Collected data
____
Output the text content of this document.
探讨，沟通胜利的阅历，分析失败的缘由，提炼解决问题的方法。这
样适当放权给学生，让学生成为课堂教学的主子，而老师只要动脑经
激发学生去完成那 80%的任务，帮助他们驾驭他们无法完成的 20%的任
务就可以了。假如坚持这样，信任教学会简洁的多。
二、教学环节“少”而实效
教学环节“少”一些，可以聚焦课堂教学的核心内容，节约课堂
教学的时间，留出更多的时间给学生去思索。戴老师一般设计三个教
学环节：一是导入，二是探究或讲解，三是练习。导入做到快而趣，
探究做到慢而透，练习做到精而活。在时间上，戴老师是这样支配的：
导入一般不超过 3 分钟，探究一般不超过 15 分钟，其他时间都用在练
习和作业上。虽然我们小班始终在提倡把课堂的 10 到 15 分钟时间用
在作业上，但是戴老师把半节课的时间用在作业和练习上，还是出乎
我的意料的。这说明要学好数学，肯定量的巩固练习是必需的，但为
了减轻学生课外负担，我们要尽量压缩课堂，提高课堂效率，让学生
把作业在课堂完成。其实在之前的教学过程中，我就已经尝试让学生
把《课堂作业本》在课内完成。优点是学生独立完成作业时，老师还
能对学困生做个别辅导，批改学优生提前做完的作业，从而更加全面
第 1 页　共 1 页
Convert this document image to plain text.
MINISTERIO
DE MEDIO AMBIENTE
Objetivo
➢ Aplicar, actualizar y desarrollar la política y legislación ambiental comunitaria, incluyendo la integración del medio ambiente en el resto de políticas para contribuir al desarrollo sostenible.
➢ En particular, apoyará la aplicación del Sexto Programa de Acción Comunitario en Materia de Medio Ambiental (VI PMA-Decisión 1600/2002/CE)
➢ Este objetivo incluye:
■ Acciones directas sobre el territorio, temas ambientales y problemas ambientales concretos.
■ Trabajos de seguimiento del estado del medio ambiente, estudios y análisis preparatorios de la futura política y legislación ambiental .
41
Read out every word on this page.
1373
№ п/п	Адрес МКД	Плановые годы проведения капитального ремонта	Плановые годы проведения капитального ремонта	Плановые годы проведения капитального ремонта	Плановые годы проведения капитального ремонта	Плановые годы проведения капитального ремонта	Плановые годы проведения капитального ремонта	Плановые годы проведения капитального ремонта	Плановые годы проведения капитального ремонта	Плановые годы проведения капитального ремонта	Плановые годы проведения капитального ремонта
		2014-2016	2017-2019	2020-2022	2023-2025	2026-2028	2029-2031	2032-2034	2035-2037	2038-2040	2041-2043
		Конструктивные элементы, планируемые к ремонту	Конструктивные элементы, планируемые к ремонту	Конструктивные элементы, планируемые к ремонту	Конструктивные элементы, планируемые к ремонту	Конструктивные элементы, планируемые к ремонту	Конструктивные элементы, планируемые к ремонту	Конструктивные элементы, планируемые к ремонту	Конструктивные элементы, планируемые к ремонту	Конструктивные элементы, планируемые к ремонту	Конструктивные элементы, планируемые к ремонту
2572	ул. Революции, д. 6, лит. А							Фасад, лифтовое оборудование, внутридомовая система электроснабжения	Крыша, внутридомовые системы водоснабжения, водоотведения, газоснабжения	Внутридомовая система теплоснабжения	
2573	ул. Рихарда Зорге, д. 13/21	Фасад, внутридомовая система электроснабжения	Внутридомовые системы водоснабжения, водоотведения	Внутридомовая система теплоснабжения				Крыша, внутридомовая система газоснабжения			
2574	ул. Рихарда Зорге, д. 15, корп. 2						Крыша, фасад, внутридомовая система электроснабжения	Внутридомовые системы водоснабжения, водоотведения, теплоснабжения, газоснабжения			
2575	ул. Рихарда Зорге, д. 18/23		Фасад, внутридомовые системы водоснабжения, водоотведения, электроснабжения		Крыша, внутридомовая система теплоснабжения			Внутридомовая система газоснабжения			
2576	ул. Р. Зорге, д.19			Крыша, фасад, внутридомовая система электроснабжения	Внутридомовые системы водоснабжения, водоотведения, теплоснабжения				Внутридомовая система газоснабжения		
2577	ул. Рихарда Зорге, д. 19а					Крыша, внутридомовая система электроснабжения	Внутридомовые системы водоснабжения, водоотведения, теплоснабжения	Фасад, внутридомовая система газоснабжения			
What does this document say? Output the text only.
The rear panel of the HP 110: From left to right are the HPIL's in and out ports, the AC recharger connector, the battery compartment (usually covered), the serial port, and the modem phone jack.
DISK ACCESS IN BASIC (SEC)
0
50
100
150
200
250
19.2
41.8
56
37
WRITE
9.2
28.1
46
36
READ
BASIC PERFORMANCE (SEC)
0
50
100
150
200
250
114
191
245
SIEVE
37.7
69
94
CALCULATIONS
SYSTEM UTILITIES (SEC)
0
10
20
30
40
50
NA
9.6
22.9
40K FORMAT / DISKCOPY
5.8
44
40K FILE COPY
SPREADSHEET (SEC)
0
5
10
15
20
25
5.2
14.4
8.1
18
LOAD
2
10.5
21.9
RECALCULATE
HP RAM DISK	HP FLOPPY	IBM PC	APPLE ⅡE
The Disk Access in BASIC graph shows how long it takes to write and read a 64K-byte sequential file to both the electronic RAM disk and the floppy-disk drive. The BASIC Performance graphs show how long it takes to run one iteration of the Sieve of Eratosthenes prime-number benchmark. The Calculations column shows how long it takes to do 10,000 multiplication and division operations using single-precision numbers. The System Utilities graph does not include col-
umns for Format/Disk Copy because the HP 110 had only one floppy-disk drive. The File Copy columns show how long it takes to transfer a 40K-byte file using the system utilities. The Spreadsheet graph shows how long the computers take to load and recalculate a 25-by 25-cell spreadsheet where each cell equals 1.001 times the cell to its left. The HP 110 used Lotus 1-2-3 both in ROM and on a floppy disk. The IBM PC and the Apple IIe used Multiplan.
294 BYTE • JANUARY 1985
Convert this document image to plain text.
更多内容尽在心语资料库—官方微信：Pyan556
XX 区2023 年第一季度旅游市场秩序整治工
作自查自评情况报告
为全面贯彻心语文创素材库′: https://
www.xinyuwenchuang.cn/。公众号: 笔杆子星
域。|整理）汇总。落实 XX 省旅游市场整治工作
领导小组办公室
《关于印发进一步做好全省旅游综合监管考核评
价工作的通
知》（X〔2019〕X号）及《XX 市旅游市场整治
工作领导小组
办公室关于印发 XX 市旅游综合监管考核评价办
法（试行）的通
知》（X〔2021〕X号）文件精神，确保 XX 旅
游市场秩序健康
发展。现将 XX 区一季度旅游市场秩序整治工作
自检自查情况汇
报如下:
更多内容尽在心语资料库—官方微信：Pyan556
____
> [OBJECTIVE]:
Ascertain the number of lines in the entries that include the word "Рихарда", and report only that number.

> [SOLUTION FOR THIS EXERCISE]:
4